GIVEN TEXT:
Comparing TigerGraph and Dgraph Using the LDBC SNB Benchmark

See a performance comparison between TigerGraph and Dgraph

By 
calvin xhk user avatar
calvin xhk
·
Nov. 16, 20 · Analysis
Likes (3)
Comment
Save
Tweet
Share
7.9K Views

Join the DZone community and get the full member experience.

Join For Free

1. Executive Summary

We compared the performance of TigerGraph and Dgraph using the Linked Data Benchmark Council (LDBC) Social Network Graph (SNB). The LDBC SNB is regarded by many as the reference standard for evaluating graph technology performance with intensive analytical and transactional workloads. Key findings included:

  • When loading data, TigerGraph was two to four times faster than Dgraph Bulk and nine to 30 times faster than Dgraph Live.

  • When running complex, read-only queries TigerGraph was two to 3,000 times faster than that of Dgraph.

  • When running most short, read-only queries TigerGraph was about two to 2,000 times faster than Dgraph.

  • When running short, read-only queries, the response time of TigerGraph did not fluctuate with the increase of data set size, while that of Dgraph did.

  • When running most business intelligence workloads, TigerGraph was about two to 1,600 times faster than Dgraph.

  • With the increase of dataset size and the complexity of the query, TigerGraph’s query response time increased by two to five times, while Dgraph’s query response time increased by more than 14 times.

Our study showed, therefore, that TigerGraph outperformed Dgraph in terms of data loading time and query running times.

2. Test Setup

The key parameters from this test were:

  • TigerGraph version: 2.6.3

  • Dgraph version: v20.07.0.

  • Machine: r4.8xLarge

  • Processor Arch: 64-bit

  • vCPUs: 32

  • Memory(GiB): 244GiB

  • Network Performance: 10 Gigabit

  • OS: Ubuntu 14.04.5

  • Java: build 1.8.0_144-b01

  • Python: 3.5

We used an AWS cloud computing server.

LISTED ENTRIES:
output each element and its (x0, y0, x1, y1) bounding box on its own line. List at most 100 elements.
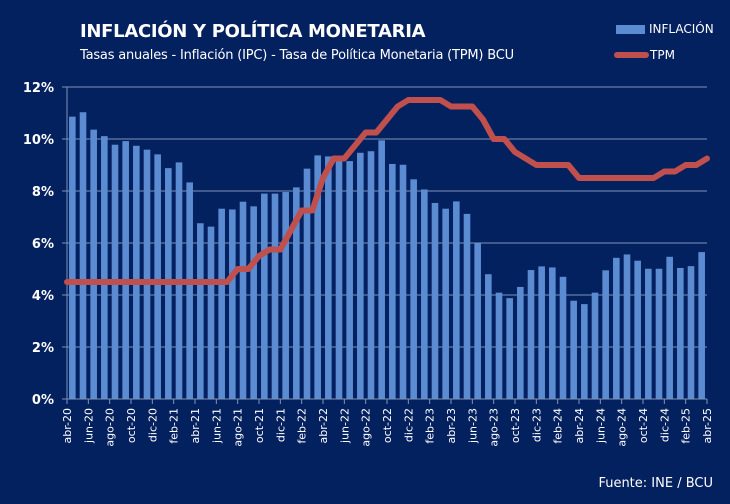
inflation-bar (111, 144, 119, 399)
inflation-bar (207, 226, 215, 399)
inflation-bar (527, 270, 535, 399)
x-tick-label: jun-22 (338, 408, 351, 444)
inflation-bar (495, 292, 503, 399)
source-note: Fuente: INE / BCU (598, 476, 713, 491)
inflation-bar (229, 209, 236, 399)
inflation-bar (453, 201, 460, 399)
x-tick-label: jun-20 (82, 408, 95, 444)
legend: INFLACIÓN TPM (614, 20, 714, 72)
inflation-bar (602, 270, 609, 399)
inflation-bar (645, 268, 652, 399)
inflation-bar (666, 256, 673, 399)
x-tick-label: abr-25 (701, 408, 714, 444)
x-tick-label: abr-20 (61, 408, 74, 444)
inflation-bar (463, 213, 471, 399)
y-axis-ticks: 0% 2% 4% 6% 8% 10% 12% (23, 81, 54, 408)
y-tick-label: 0% (32, 393, 54, 408)
inflation-bar (79, 112, 87, 399)
inflation-bar (122, 141, 129, 399)
x-tick-label: dic-22 (402, 408, 415, 442)
inflation-bar (250, 206, 257, 399)
x-tick-label: ago-23 (488, 408, 501, 447)
inflation-bar (549, 267, 556, 399)
inflation-bar (90, 129, 97, 399)
inflation-bar (687, 266, 695, 399)
inflation-bar (559, 276, 567, 399)
x-axis-ticks: abr-20 jun-20 ago-20 oct-20 dic-20 feb-21 abr-… (61, 408, 714, 447)
x-tick-label: jun-21 (210, 408, 223, 444)
inflation-bar (271, 193, 279, 399)
x-tick-label: feb-24 (552, 408, 565, 444)
inflation-bar (154, 154, 161, 399)
x-tick-label: abr-22 (317, 408, 330, 444)
x-tick-label: abr-21 (189, 408, 202, 444)
inflation-bar (538, 266, 545, 399)
inflation-bar (314, 155, 321, 399)
inflation-bars (69, 112, 705, 400)
x-tick-label: feb-25 (680, 408, 693, 444)
tpm-line (64, 97, 710, 285)
inflation-bar (421, 189, 428, 399)
inflation-bar (325, 156, 332, 399)
inflation-bar (634, 260, 641, 399)
inflation-bar (357, 152, 364, 399)
y-tick-label: 4% (32, 289, 54, 304)
inflation-bar (613, 257, 620, 399)
inflation-bar (293, 187, 300, 399)
x-tick-label: abr-23 (445, 408, 458, 444)
inflation-bar (101, 136, 108, 399)
inflation-bar (197, 223, 204, 399)
chart-subtitle: Tasas anuales - Inflación (IPC) - Tasa d… (80, 48, 514, 63)
x-tick-label: dic-20 (146, 408, 159, 442)
inflation-bar (431, 202, 439, 399)
x-tick-label: jun-24 (594, 408, 607, 444)
inflation-bar (581, 304, 588, 399)
inflation-bar (261, 193, 268, 399)
gridlines (67, 86, 707, 348)
x-tick-label: oct-23 (509, 408, 522, 443)
y-tick-label: 12% (23, 81, 54, 96)
y-tick-label: 8% (32, 185, 54, 200)
y-tick-label: 6% (32, 237, 54, 252)
inflation-bar (410, 179, 417, 399)
inflation-bar (378, 140, 385, 400)
inflation-bar (698, 252, 705, 399)
inflation-bar (303, 168, 311, 399)
inflation-bar (474, 243, 481, 399)
inflation-bar (186, 182, 193, 399)
x-tick-label: ago-21 (232, 408, 245, 447)
tpm-line-group (64, 97, 710, 285)
inflation-bar (133, 145, 140, 399)
x-tick-label: oct-20 (125, 408, 138, 443)
inflation-bar (442, 208, 449, 399)
x-tick-label: dic-21 (274, 408, 287, 442)
y-tick-label: 10% (23, 133, 54, 148)
legend-item-inflacion: INFLACIÓN (616, 20, 714, 38)
x-tick-label: ago-20 (104, 408, 117, 447)
inflation-bar (282, 192, 289, 399)
legend-item-tpm: TPM (614, 46, 714, 64)
inflation-bar (677, 267, 684, 399)
legend-swatch-line-icon (614, 52, 649, 58)
inflation-bar (506, 298, 513, 399)
legend-label-inflacion: INFLACIÓN (649, 22, 714, 36)
x-tick-label: ago-22 (360, 408, 373, 447)
inflation-bar (570, 300, 577, 399)
inflation-bar (346, 161, 353, 399)
x-tick-label: feb-23 (424, 408, 437, 444)
inflation-bar (239, 201, 247, 399)
inflation-bar (335, 157, 343, 399)
legend-label-tpm: TPM (650, 48, 675, 62)
x-tick-label: feb-22 (296, 408, 309, 444)
x-tick-label: abr-24 (573, 408, 586, 444)
inflation-bar (367, 151, 375, 399)
inflation-bar (143, 149, 151, 399)
inflation-bar (623, 254, 631, 399)
inflation-bar (591, 292, 599, 399)
x-tick-label: oct-24 (637, 408, 650, 443)
x-tick-label: feb-21 (168, 408, 181, 444)
x-tick-label: dic-24 (658, 408, 671, 442)
x-tick-label: oct-22 (381, 408, 394, 443)
inflation-bar (218, 208, 225, 399)
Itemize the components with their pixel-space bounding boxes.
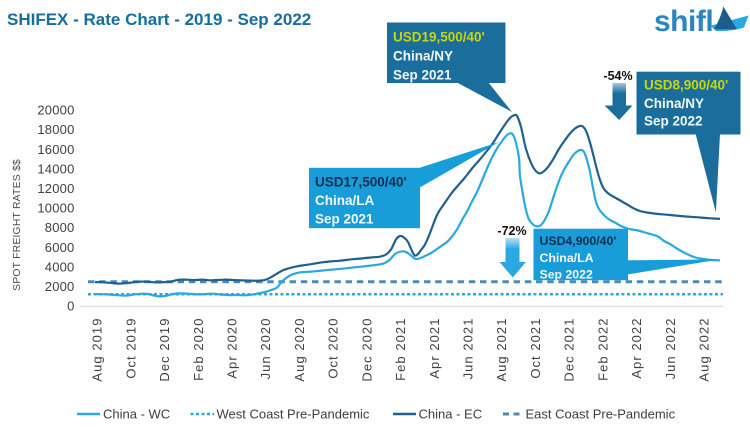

TASK INSTRUCTIONS:
**a)** Quote the TigerGraph and Dgraph comparison from "Join the DZone" to "than Dgraph Live.".
**b)** In the entries, take the lines from the line with "inflation-bar (111, 144, 119, 399)" to the line with "inflation-bar (453, 201, 460, 399)" and swap "inflation-bar" for "cpi-bar". Return only those lines, with everything else unchanged.
The TigerGraph and Dgraph comparison has no connection to the entries.

RESULTS IN ORDER:
**a)**
Join the DZone community and get the full member experience.

Join For Free

1. Executive Summary

We compared the performance of TigerGraph and Dgraph using the Linked Data Benchmark Council (LDBC) Social Network Graph (SNB). The LDBC SNB is regarded by many as the reference standard for evaluating graph technology performance with intensive analytical and transactional workloads. Key findings included:

  • When loading data, TigerGraph was two to four times faster than Dgraph Bulk and nine to 30 times faster than Dgraph Live.

**b)**
cpi-bar (111, 144, 119, 399)
cpi-bar (207, 226, 215, 399)
cpi-bar (527, 270, 535, 399)
x-tick-label: jun-22 (338, 408, 351, 444)
cpi-bar (495, 292, 503, 399)
source-note: Fuente: INE / BCU (598, 476, 713, 491)
cpi-bar (229, 209, 236, 399)
cpi-bar (453, 201, 460, 399)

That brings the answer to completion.